Copy out all the entries word for word.

begin DATASET EXCERPTS

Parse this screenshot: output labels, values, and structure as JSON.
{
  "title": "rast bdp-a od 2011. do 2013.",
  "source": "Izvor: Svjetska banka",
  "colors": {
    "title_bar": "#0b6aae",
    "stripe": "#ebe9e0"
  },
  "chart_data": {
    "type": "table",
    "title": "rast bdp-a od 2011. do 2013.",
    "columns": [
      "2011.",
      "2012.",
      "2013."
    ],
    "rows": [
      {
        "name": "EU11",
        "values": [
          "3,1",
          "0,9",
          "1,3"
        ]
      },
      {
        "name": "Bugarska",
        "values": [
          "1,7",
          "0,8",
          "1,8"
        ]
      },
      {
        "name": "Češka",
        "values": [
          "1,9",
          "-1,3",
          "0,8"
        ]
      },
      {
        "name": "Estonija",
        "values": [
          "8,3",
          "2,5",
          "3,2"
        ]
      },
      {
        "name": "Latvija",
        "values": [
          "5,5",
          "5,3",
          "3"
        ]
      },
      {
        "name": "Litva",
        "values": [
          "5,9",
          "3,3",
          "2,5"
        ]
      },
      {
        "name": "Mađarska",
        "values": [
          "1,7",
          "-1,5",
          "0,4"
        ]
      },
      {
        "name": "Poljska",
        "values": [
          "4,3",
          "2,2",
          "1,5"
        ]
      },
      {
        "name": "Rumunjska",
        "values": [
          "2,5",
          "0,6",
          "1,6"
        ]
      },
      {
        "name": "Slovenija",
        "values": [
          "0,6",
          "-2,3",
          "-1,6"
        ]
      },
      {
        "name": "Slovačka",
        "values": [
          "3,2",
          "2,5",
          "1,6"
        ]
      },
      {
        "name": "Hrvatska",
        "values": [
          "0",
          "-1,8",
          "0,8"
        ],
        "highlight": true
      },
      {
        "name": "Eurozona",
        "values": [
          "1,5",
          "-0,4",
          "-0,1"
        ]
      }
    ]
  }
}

end DATASET EXCERPTS

### RESULT FOR THIS EXERCISE
Parse this screenshot: output labels, values, and structure as JSON.
{
  "title": "rast bdp-a od 2011. do 2013.",
  "source": "Izvor: Svjetska banka",
  "colors": {
    "title_bar": "#0b6aae",
    "stripe": "#ebe9e0"
  },
  "chart_data": {
    "type": "table",
    "title": "rast bdp-a od 2011. do 2013.",
    "columns": [
      "2011.",
      "2012.",
      "2013."
    ],
    "rows": [
      {
        "name": "EU11",
        "values": [
          "3,1",
          "0,9",
          "1,3"
        ]
      },
      {
        "name": "Bugarska",
        "values": [
          "1,7",
          "0,8",
          "1,8"
        ]
      },
      {
        "name": "Češka",
        "values": [
          "1,9",
          "-1,3",
          "0,8"
        ]
      },
      {
        "name": "Estonija",
        "values": [
          "8,3",
          "2,5",
          "3,2"
        ]
      },
      {
        "name": "Latvija",
        "values": [
          "5,5",
          "5,3",
          "3"
        ]
      },
      {
        "name": "Litva",
        "values": [
          "5,9",
          "3,3",
          "2,5"
        ]
      },
      {
        "name": "Mađarska",
        "values": [
          "1,7",
          "-1,5",
          "0,4"
        ]
      },
      {
        "name": "Poljska",
        "values": [
          "4,3",
          "2,2",
          "1,5"
        ]
      },
      {
        "name": "Rumunjska",
        "values": [
          "2,5",
          "0,6",
          "1,6"
        ]
      },
      {
        "name": "Slovenija",
        "values": [
          "0,6",
          "-2,3",
          "-1,6"
        ]
      },
      {
        "name": "Slovačka",
        "values": [
          "3,2",
          "2,5",
          "1,6"
        ]
      },
      {
        "name": "Hrvatska",
        "values": [
          "0",
          "-1,8",
          "0,8"
        ],
        "highlight": true
      },
      {
        "name": "Eurozona",
        "values": [
          "1,5",
          "-0,4",
          "-0,1"
        ]
      }
    ]
  }
}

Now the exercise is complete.